**WORK INSTRUCTIONS**
Please list all lines of the material below in which the string "correlation" occurs.

**Data entries for graphics**
++++++++
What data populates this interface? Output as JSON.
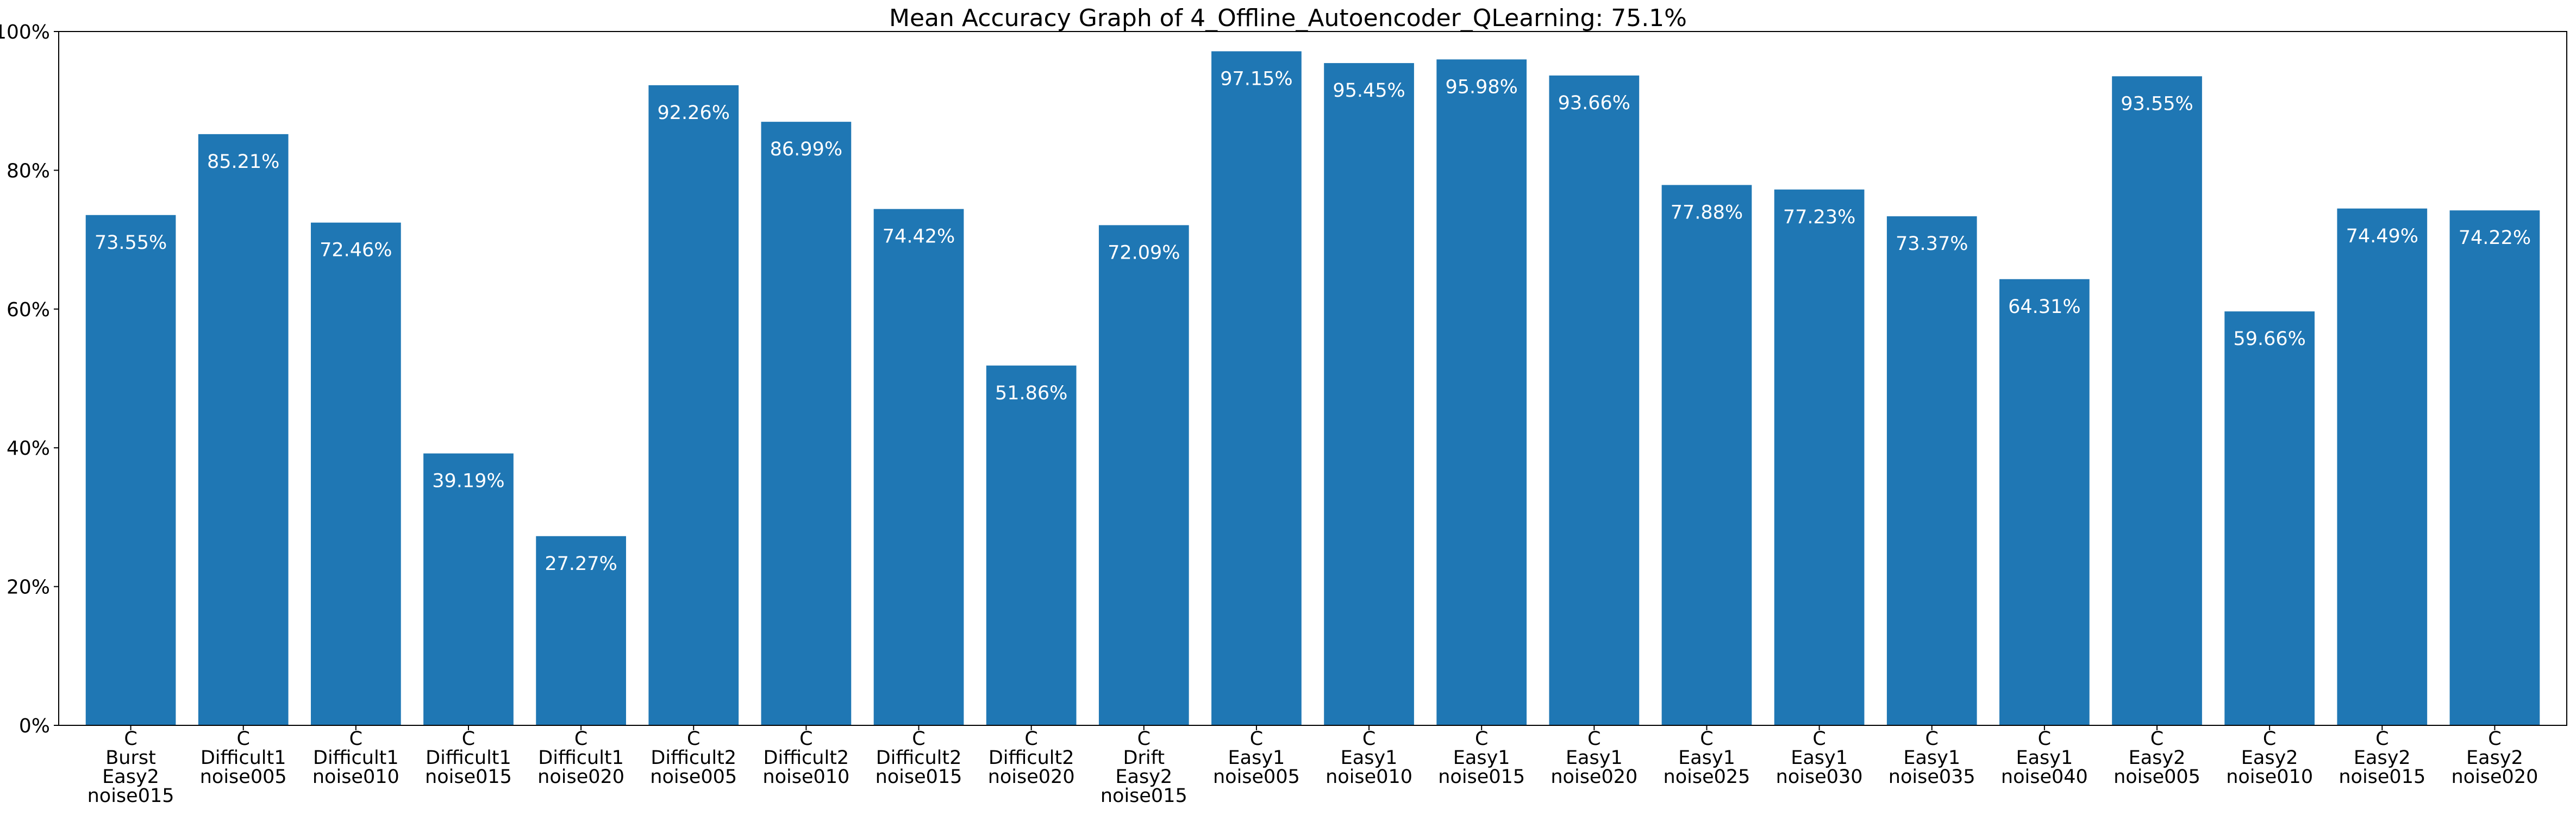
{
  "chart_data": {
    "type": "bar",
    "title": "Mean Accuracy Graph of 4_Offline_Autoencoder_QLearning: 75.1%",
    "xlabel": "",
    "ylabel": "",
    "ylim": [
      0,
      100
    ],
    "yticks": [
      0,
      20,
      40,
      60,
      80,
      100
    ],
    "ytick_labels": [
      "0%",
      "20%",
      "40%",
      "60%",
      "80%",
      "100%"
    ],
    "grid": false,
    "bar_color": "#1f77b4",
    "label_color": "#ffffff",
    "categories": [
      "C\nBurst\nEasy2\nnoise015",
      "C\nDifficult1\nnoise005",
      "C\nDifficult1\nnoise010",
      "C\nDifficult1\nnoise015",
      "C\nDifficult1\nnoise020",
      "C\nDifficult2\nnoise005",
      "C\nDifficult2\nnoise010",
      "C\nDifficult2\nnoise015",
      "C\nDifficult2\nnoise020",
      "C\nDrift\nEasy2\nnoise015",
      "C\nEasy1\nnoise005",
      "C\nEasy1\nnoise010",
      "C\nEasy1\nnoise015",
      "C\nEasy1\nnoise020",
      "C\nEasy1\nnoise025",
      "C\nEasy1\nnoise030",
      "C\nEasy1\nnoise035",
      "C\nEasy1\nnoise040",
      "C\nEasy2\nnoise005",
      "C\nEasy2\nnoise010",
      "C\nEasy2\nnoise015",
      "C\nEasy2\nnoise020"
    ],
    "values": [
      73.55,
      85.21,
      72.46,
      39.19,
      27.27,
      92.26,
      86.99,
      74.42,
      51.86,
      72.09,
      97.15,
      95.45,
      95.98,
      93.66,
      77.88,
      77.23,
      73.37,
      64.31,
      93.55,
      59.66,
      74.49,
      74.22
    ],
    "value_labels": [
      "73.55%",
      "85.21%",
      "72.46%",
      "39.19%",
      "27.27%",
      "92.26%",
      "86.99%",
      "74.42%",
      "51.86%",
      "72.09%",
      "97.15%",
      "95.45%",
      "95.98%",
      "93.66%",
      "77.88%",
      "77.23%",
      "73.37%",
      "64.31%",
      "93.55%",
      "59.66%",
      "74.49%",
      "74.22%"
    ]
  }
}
++++++++
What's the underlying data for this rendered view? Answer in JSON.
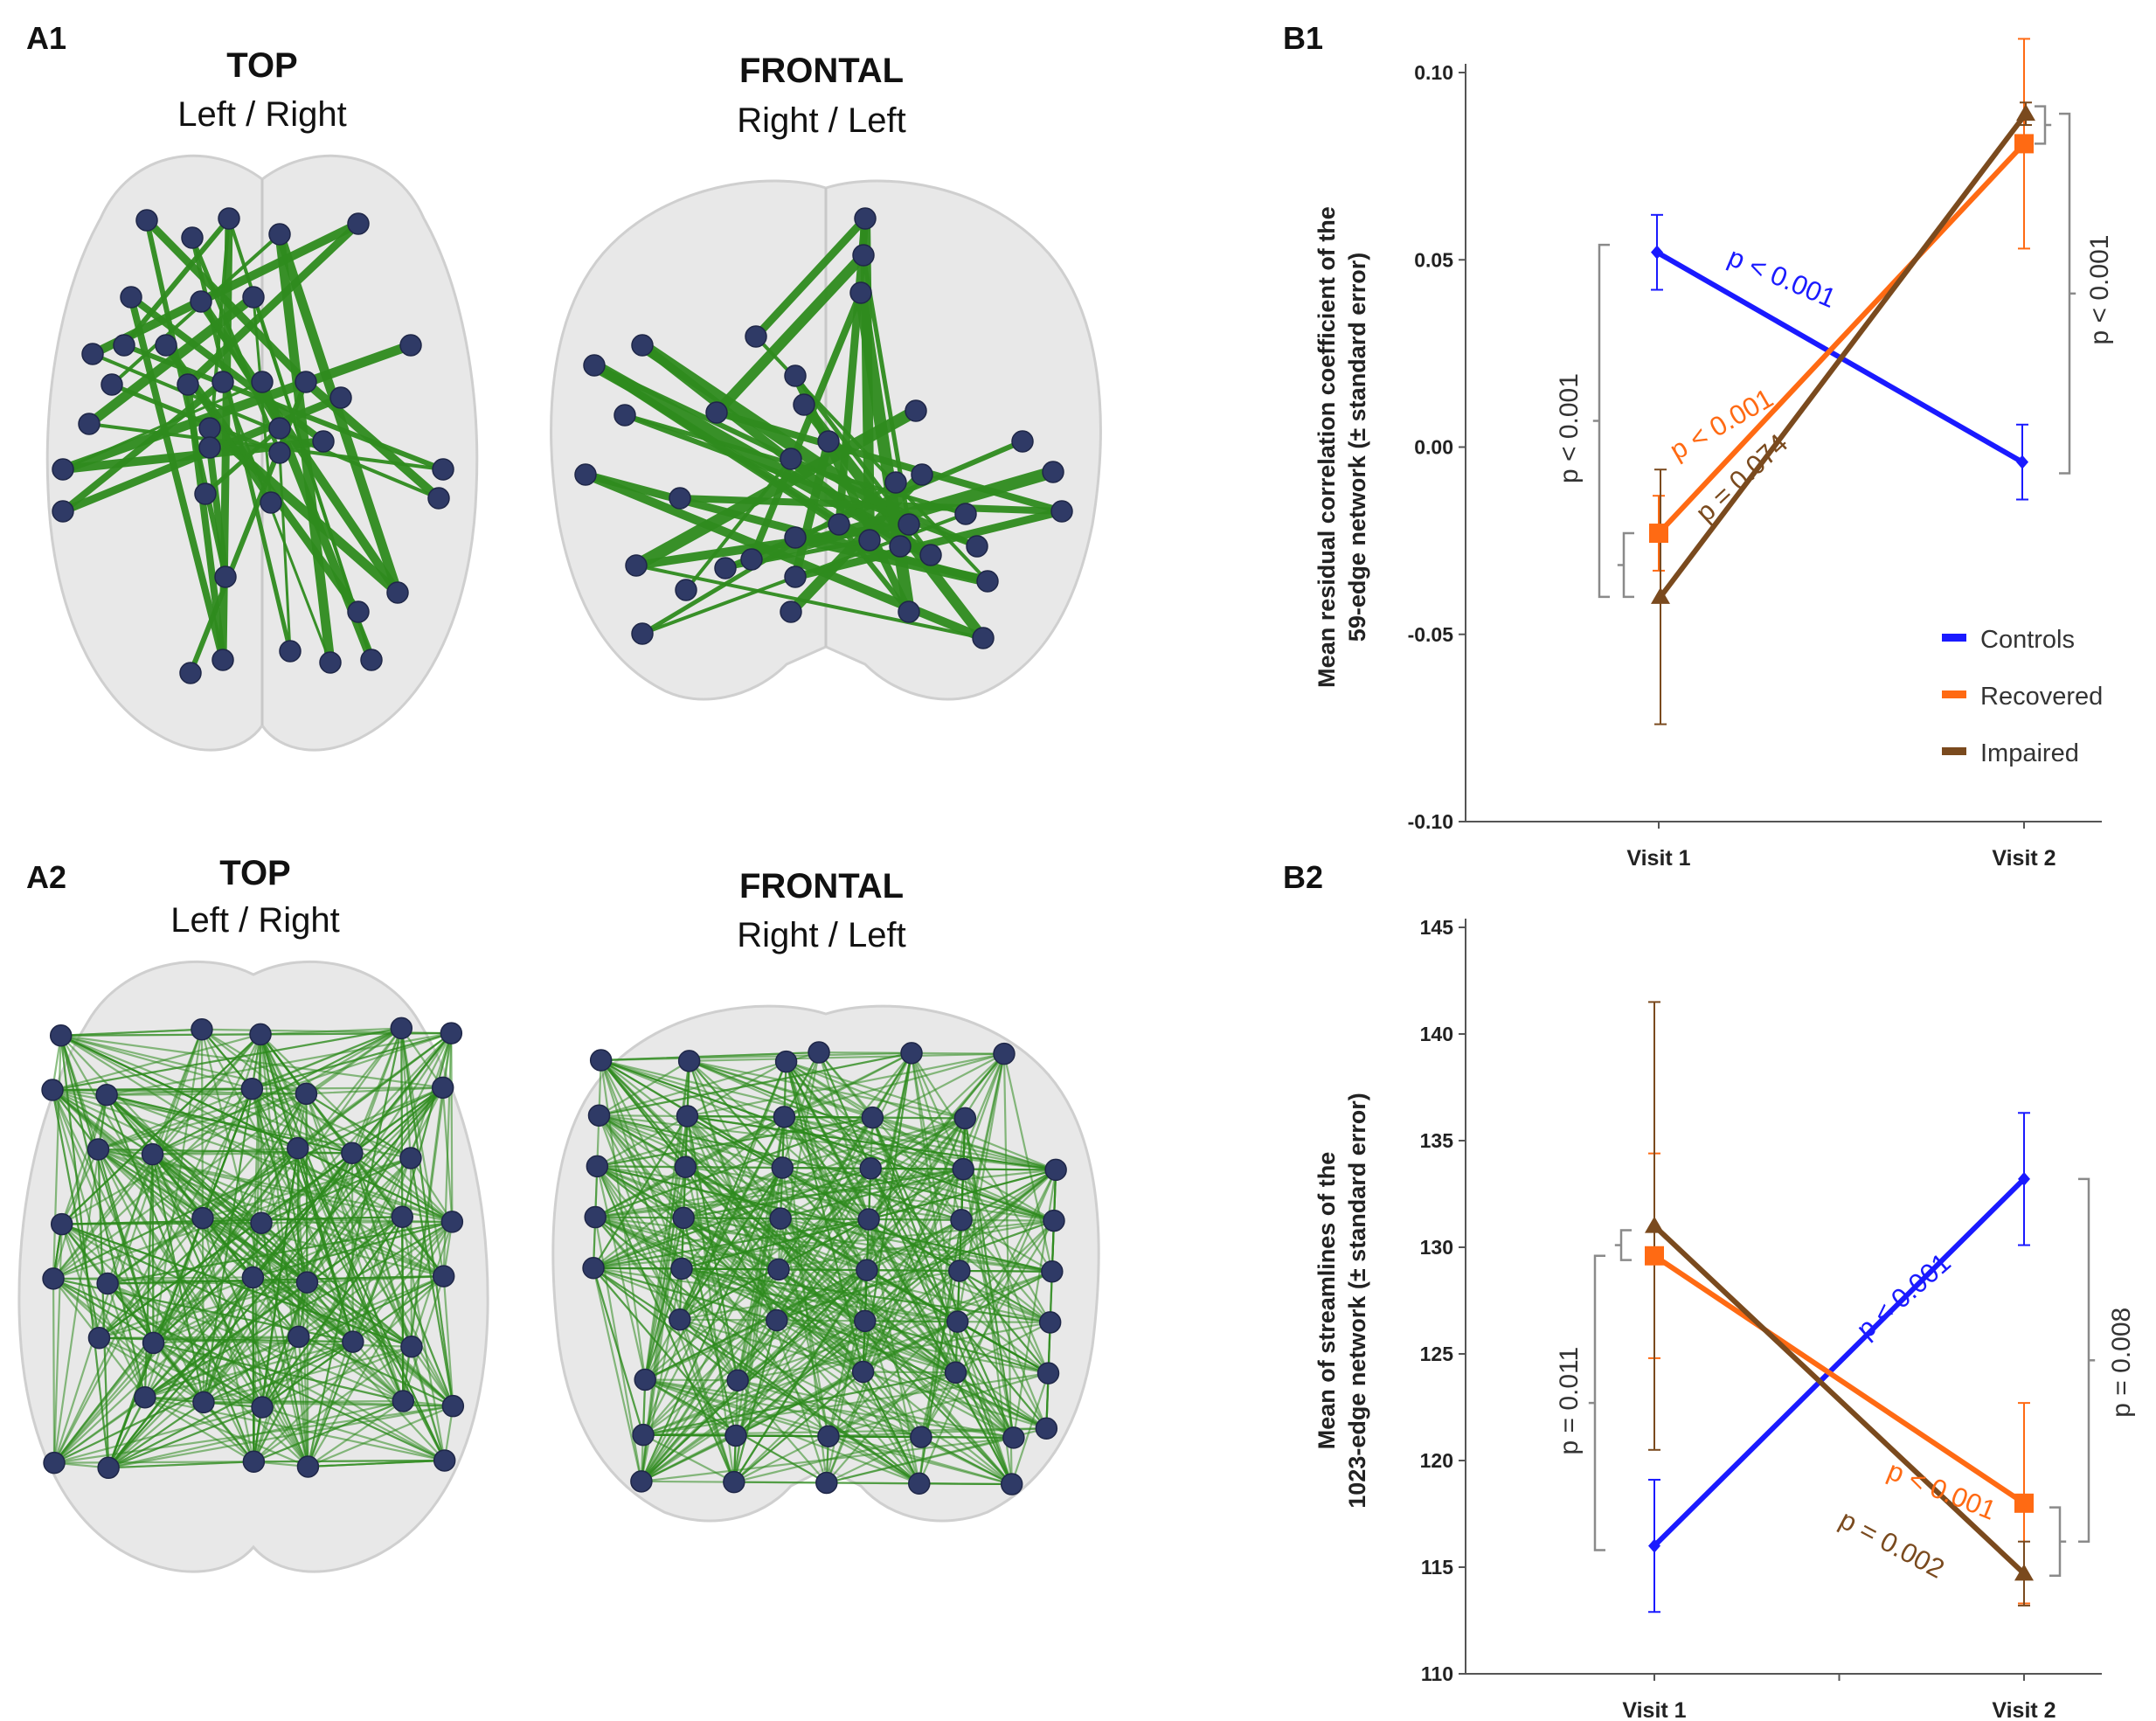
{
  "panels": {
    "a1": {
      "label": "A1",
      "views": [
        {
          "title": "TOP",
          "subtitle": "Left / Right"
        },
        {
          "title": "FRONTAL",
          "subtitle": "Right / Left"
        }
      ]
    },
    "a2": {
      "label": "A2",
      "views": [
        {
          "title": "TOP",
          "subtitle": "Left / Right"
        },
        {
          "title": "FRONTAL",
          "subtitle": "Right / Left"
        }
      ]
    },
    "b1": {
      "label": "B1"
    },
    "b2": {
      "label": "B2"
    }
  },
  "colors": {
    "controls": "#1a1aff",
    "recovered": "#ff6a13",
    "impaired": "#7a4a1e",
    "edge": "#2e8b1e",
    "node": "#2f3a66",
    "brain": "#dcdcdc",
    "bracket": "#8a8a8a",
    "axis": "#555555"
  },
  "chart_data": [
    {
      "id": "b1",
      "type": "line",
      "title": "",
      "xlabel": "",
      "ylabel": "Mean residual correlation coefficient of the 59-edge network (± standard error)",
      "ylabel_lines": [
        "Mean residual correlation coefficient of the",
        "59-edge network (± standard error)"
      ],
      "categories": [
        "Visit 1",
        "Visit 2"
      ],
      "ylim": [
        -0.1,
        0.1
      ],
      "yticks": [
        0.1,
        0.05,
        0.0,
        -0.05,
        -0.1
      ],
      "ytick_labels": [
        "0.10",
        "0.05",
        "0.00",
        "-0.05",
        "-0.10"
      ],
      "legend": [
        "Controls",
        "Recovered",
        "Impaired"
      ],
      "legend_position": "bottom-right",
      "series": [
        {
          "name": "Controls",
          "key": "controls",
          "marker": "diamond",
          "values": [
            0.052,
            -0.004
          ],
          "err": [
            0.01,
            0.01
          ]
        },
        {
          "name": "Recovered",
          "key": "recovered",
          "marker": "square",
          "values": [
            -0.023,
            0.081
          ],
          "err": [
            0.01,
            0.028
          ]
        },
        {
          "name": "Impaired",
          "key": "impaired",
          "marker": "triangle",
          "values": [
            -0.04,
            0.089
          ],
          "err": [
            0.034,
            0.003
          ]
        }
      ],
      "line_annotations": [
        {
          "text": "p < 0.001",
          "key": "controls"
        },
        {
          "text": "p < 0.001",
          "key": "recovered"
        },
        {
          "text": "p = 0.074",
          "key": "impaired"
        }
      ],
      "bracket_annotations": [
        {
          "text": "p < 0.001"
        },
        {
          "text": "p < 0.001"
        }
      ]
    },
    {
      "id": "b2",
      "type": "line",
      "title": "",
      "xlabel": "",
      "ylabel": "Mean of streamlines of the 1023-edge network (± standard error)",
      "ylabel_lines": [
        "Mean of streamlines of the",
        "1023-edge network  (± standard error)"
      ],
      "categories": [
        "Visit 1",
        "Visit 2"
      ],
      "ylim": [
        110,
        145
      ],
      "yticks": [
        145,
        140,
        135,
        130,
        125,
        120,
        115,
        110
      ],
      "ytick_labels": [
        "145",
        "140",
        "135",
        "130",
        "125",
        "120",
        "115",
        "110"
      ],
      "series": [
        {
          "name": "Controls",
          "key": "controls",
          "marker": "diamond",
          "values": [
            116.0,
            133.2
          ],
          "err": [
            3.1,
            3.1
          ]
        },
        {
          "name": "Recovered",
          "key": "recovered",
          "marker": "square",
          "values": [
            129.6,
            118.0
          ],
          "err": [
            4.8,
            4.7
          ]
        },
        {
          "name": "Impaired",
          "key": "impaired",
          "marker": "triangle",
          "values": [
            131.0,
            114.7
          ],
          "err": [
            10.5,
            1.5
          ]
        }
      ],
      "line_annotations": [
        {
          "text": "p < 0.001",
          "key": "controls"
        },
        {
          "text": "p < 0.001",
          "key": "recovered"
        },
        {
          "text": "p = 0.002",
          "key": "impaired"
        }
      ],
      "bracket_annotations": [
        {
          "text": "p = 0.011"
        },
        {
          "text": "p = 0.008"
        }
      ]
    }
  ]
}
++++++++
**OUTPUT FOR THIS EXERCISE**
      "ylabel": "Mean residual correlation coefficient of the 59-edge network (± standard error)",
        "Mean residual correlation coefficient of the",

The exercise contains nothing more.